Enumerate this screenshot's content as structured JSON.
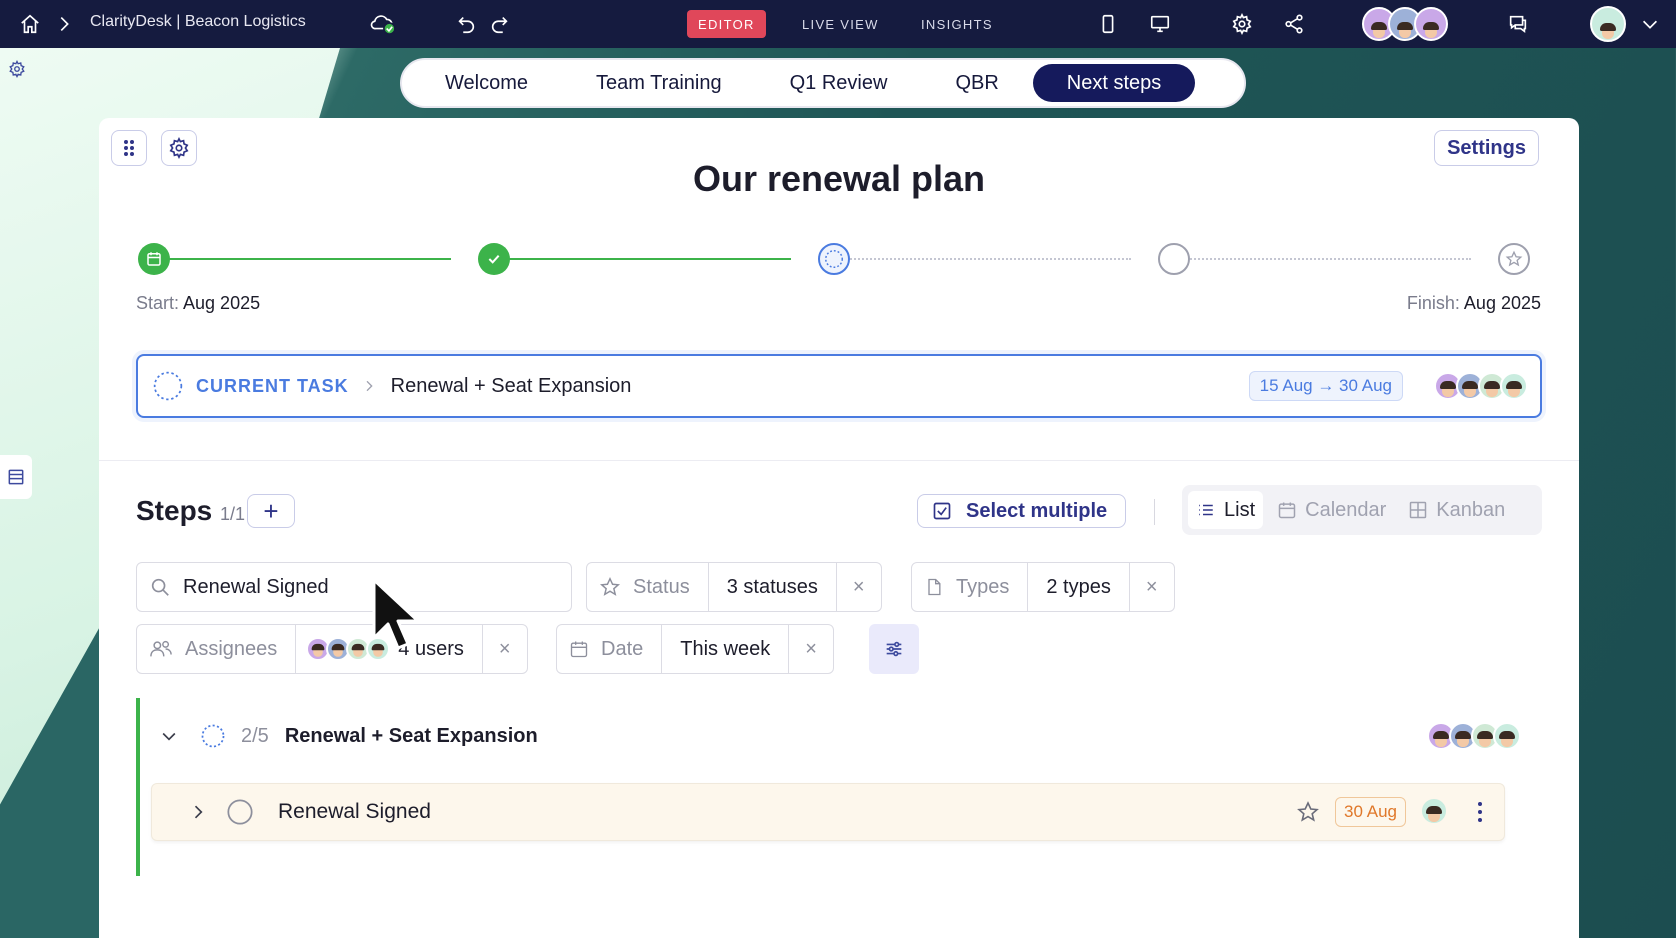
{
  "topbar": {
    "breadcrumb": "ClarityDesk | Beacon Logistics",
    "modes": [
      "EDITOR",
      "LIVE VIEW",
      "INSIGHTS"
    ],
    "active_mode": "EDITOR"
  },
  "page_tabs": [
    {
      "label": "Welcome",
      "active": false
    },
    {
      "label": "Team Training",
      "active": false
    },
    {
      "label": "Q1 Review",
      "active": false
    },
    {
      "label": "QBR",
      "active": false
    },
    {
      "label": "Next steps",
      "active": true
    }
  ],
  "card": {
    "settings_label": "Settings",
    "title": "Our renewal plan",
    "start_key": "Start:",
    "start_value": "Aug 2025",
    "finish_key": "Finish:",
    "finish_value": "Aug 2025"
  },
  "current_task": {
    "label": "CURRENT TASK",
    "name": "Renewal + Seat Expansion",
    "date_range": "15 Aug → 30 Aug"
  },
  "steps": {
    "title": "Steps",
    "count": "1/1",
    "add_label": "+",
    "select_multiple": "Select multiple",
    "views": [
      {
        "label": "List",
        "active": true
      },
      {
        "label": "Calendar",
        "active": false
      },
      {
        "label": "Kanban",
        "active": false
      }
    ]
  },
  "filters": {
    "search_value": "Renewal Signed",
    "status_key": "Status",
    "status_value": "3 statuses",
    "types_key": "Types",
    "types_value": "2 types",
    "assignees_key": "Assignees",
    "assignees_value": "4 users",
    "date_key": "Date",
    "date_value": "This week",
    "clear": "×"
  },
  "group": {
    "progress": "2/5",
    "name": "Renewal + Seat Expansion",
    "task": {
      "name": "Renewal Signed",
      "date": "30 Aug"
    }
  },
  "colors": {
    "topbar": "#151b3f",
    "editor_badge": "#e0475a",
    "active_tab": "#151a5c",
    "accent_blue": "#4a7be0",
    "complete_green": "#3cb34a",
    "due_orange": "#e0782a"
  }
}
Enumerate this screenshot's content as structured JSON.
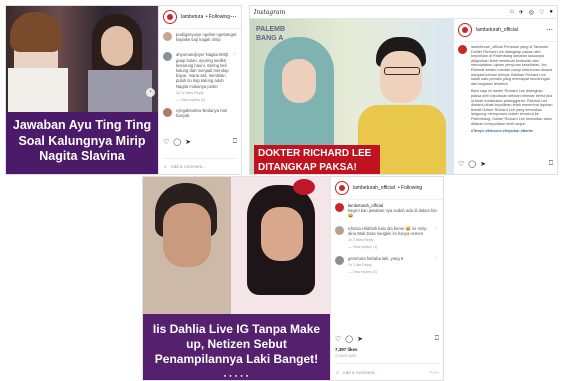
{
  "post1": {
    "username": "lambeturah_official",
    "follow_label": "• Following",
    "caption": "Jawaban Ayu Ting Ting Soal Kalungnya Mirip Nagita Slavina",
    "comments": [
      {
        "user": "pudiigasyuiye",
        "text": "pudiigasyuiye ngebet ngebanget kaylake tiap kagak mirip"
      },
      {
        "user": "ahyumandjoyer",
        "text": "ahyumandjoyer Nagita 500jt gaap bulan, ayuring sedikit kesarung hauni. Sering beli kalung dari menjadi mendup bayar, mana asli, sembilan puluh itu tiap kalung aduh Nagita mukanya pinter"
      },
      {
        "user": "cyngabsulmw",
        "text": "cyngabsulmw Bedanya hari banyak"
      }
    ],
    "meta": "2d 12 likes Reply",
    "view_replies": "— View replies (2)",
    "likes": "",
    "add_comment": "Add a comment..."
  },
  "post2": {
    "topbar_logo": "Instagram",
    "username": "lambeturah_official",
    "watermark": "PALEMB BANG A",
    "caption": "DOKTER RICHARD LEE DITANGKAP PAKSA!",
    "description": "lambeturah_official Penahan yang di Tahanan. Dokter Richard Lee ditangkap paksa oleh kepolisian di Palembang lantaran kasusnya dilaporkan telah membuat keributan dan menciptakan ujaran penipuan kesehatan. Ibu Rahmat selaku mantan cukup kebutuhan disana menjadi korban dirinya. Bahkan Richard Lee salah satu pemain yang mendapat keuntungan dari kegiatan tersebut.",
    "description2": "Baru saja ini dokter Richard Lee ditangkap paksa oleh kepolisian setelah beredar berita jika ia telah melakukan pelanggaran. Richard Lee dimana pihak kepolisian telah menerima laporan terkait Dokter Richard Lee yang kemudian langsung memproses dokter tersebut ke Palembang. Dokter Richard Lee kemudian akan ditahan di kepolisian lebih lanjut.",
    "tag": "#Tempo #Menurut #Kejadian #Berita",
    "add_comment": "Add a comment...",
    "post_btn": "Post"
  },
  "post3": {
    "username": "lambeturah_official",
    "follow_label": "• Following",
    "caption": "Iis Dahlia Live IG Tanpa Make up, Netizen Sebut Penampilannya Laki Banget!",
    "intro": "lambeturah_official",
    "intro_text": "Begini kan jawaban nya sudah ada di dalam bio 😂",
    "comments": [
      {
        "user": "rdnzaa",
        "text": "rdnzaa Hilahlah kalo dia bener 😂 ini mirip diria Wak Dara nungkin ini hanya cemen",
        "meta": "1h 2 likes Reply",
        "replies": "— View replies (1)"
      },
      {
        "user": "gemmara",
        "text": "gemmara hahaha laki, yang 9",
        "meta": "1h 1 like Reply",
        "replies": "— View replies (2)"
      }
    ],
    "likes": "7,397 likes",
    "date": "2 DAYS AGO",
    "add_comment": "Add a comment...",
    "post_btn": "Post"
  }
}
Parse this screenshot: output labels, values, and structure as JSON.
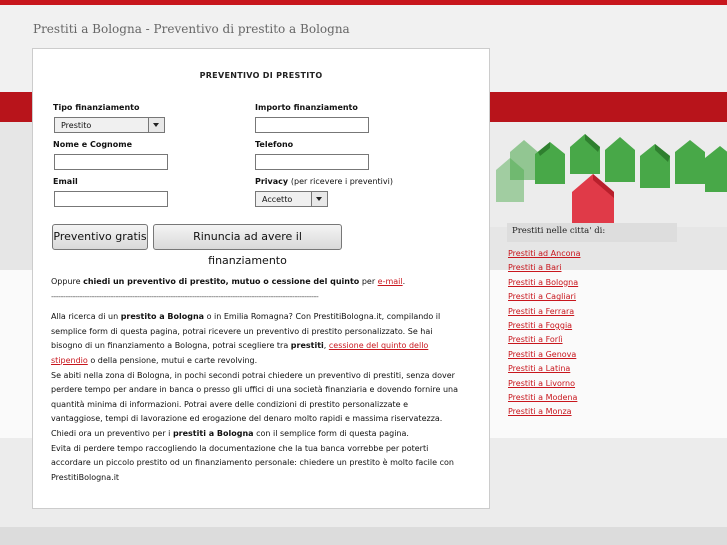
{
  "header": {
    "title": "Prestiti a Bologna - Preventivo di prestito a Bologna"
  },
  "form": {
    "title": "PREVENTIVO DI PRESTITO",
    "tipo_label": "Tipo finanziamento",
    "tipo_value": "Prestito",
    "importo_label": "Importo finanziamento",
    "importo_value": "",
    "nome_label": "Nome e Cognome",
    "nome_value": "",
    "telefono_label": "Telefono",
    "telefono_value": "",
    "email_label": "Email",
    "email_value": "",
    "privacy_label": "Privacy",
    "privacy_note": "(per ricevere i preventivi)",
    "privacy_value": "Accetto",
    "submit_label": "Preventivo gratis",
    "cancel_label": "Rinuncia ad avere il finanziamento"
  },
  "content": {
    "oppure_pre": "Oppure ",
    "oppure_bold": "chiedi un preventivo di prestito, mutuo o cessione del quinto",
    "oppure_mid": " per ",
    "oppure_link": "e-mail",
    "oppure_post": ".",
    "separator": "----------------------------------------------------------------------------------------------------------------",
    "p1_a": "Alla ricerca di un ",
    "p1_b": "prestito a Bologna",
    "p1_c": " o in Emilia Romagna? Con PrestitiBologna.it, compilando il semplice form di questa pagina, potrai ricevere un preventivo di prestito personalizzato. Se hai bisogno di un finanziamento a Bologna, potrai scegliere tra ",
    "p1_d": "prestiti",
    "p1_e": ", ",
    "p1_link": "cessione del quinto dello stipendio",
    "p1_f": " o della pensione, mutui e carte revolving.",
    "p2_a": "Se abiti nella zona di Bologna, in pochi secondi potrai chiedere un preventivo di prestiti, senza dover perdere tempo per andare in banca o presso gli uffici di una società finanziaria e dovendo fornire una quantità minima di informazioni. Potrai avere delle condizioni di prestito personalizzate e vantaggiose, tempi di lavorazione ed erogazione del denaro molto rapidi e massima riservatezza. Chiedi ora un preventivo per i ",
    "p2_b": "prestiti a Bologna",
    "p2_c": " con il semplice form di questa pagina.",
    "p3": "Evita di perdere tempo raccogliendo la documentazione che la tua banca vorrebbe per poterti accordare un piccolo prestito od un finanziamento personale: chiedere un prestito è molto facile con PrestitiBologna.it"
  },
  "sidebar": {
    "heading": "Prestiti nelle citta' di:",
    "links": [
      "Prestiti ad Ancona",
      "Prestiti a Bari",
      "Prestiti a Bologna",
      "Prestiti a Cagliari",
      "Prestiti a Ferrara",
      "Prestiti a Foggia",
      "Prestiti a Forlì",
      "Prestiti a Genova",
      "Prestiti a Latina",
      "Prestiti a Livorno",
      "Prestiti a Modena",
      "Prestiti a Monza"
    ]
  },
  "colors": {
    "brand_red": "#c8161d",
    "house_green": "#4bab4b",
    "house_red": "#e03040"
  },
  "icons": {
    "houses": "houses-illustration"
  }
}
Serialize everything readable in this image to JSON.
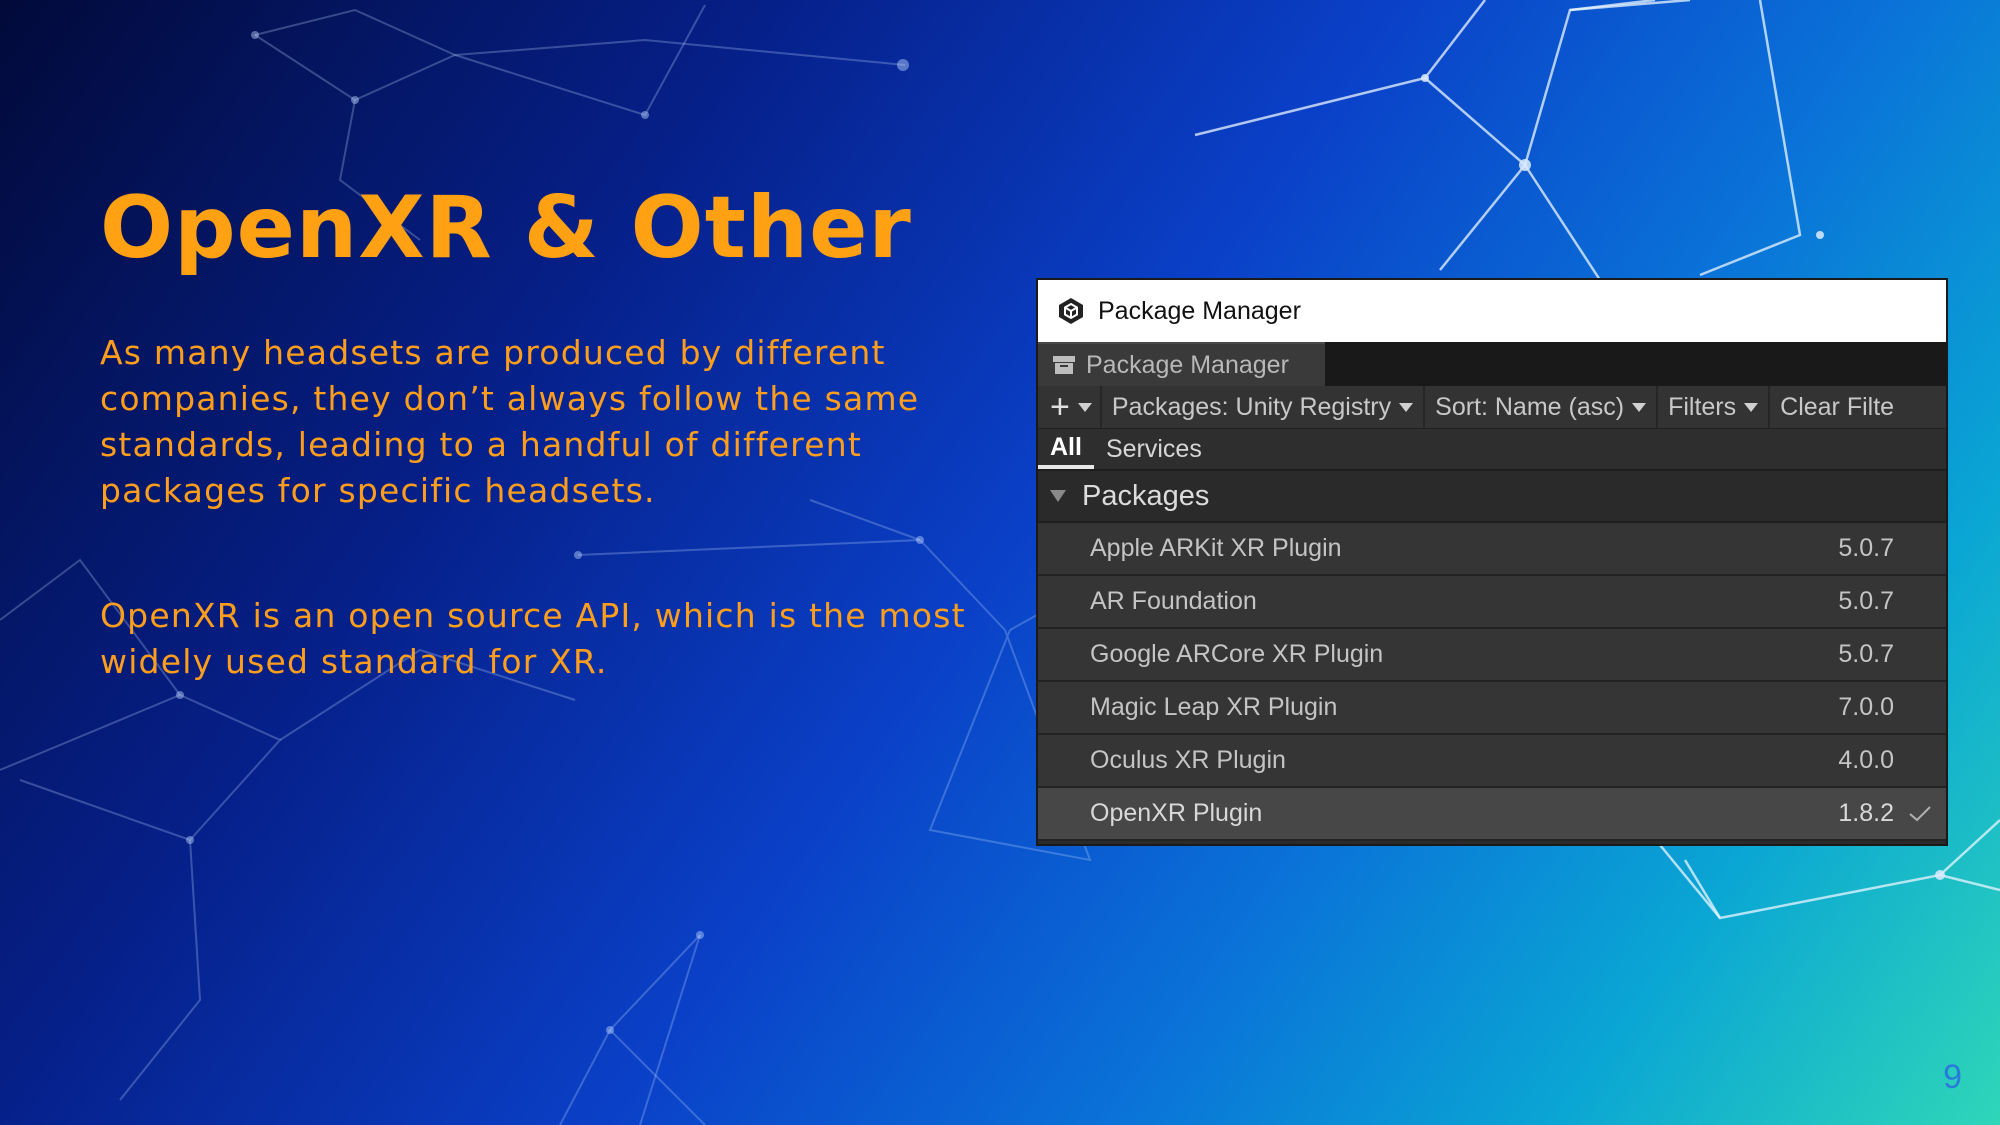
{
  "slide": {
    "title": "OpenXR & Other",
    "paragraph1": "As many headsets are produced by different companies, they don’t always follow the same standards, leading to a handful of different packages for specific headsets.",
    "paragraph2": "OpenXR is an open source API, which is the most widely used standard for XR.",
    "page_number": "9"
  },
  "colors": {
    "accent": "#ffa112",
    "page_number": "#2a7bd8"
  },
  "package_manager": {
    "window_title": "Package Manager",
    "tab_label": "Package Manager",
    "toolbar": {
      "add_icon": "plus-icon",
      "packages_dropdown": "Packages: Unity Registry",
      "sort_dropdown": "Sort: Name (asc)",
      "filters_dropdown": "Filters",
      "clear_filters": "Clear Filte"
    },
    "subtabs": [
      "All",
      "Services"
    ],
    "group_label": "Packages",
    "packages": [
      {
        "name": "Apple ARKit XR Plugin",
        "version": "5.0.7",
        "installed": false
      },
      {
        "name": "AR Foundation",
        "version": "5.0.7",
        "installed": false
      },
      {
        "name": "Google ARCore XR Plugin",
        "version": "5.0.7",
        "installed": false
      },
      {
        "name": "Magic Leap XR Plugin",
        "version": "7.0.0",
        "installed": false
      },
      {
        "name": "Oculus XR Plugin",
        "version": "4.0.0",
        "installed": false
      },
      {
        "name": "OpenXR Plugin",
        "version": "1.8.2",
        "installed": true
      }
    ]
  }
}
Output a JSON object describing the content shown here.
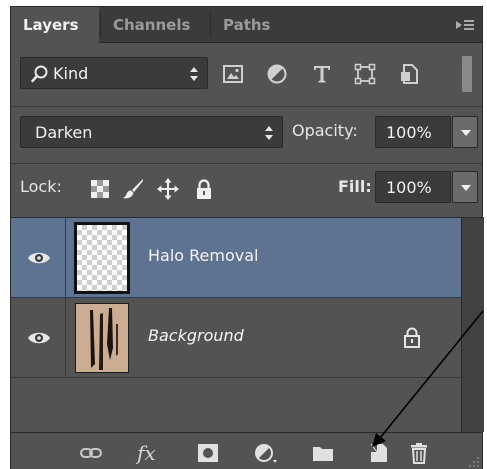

Written request => Display every line of the listing that contains the string "questa".

Task solution =>
    "p1_c": " o in Emilia Romagna? Con PrestitiBologna.it, compilando il semplice form di questa pagina, potrai ricevere un preventivo di prestito personalizzato. Se hai bisogno di un finanziamento a Bologna, potrai scegliere tra ",
    "p2_c": " con il semplice form di questa pagina.",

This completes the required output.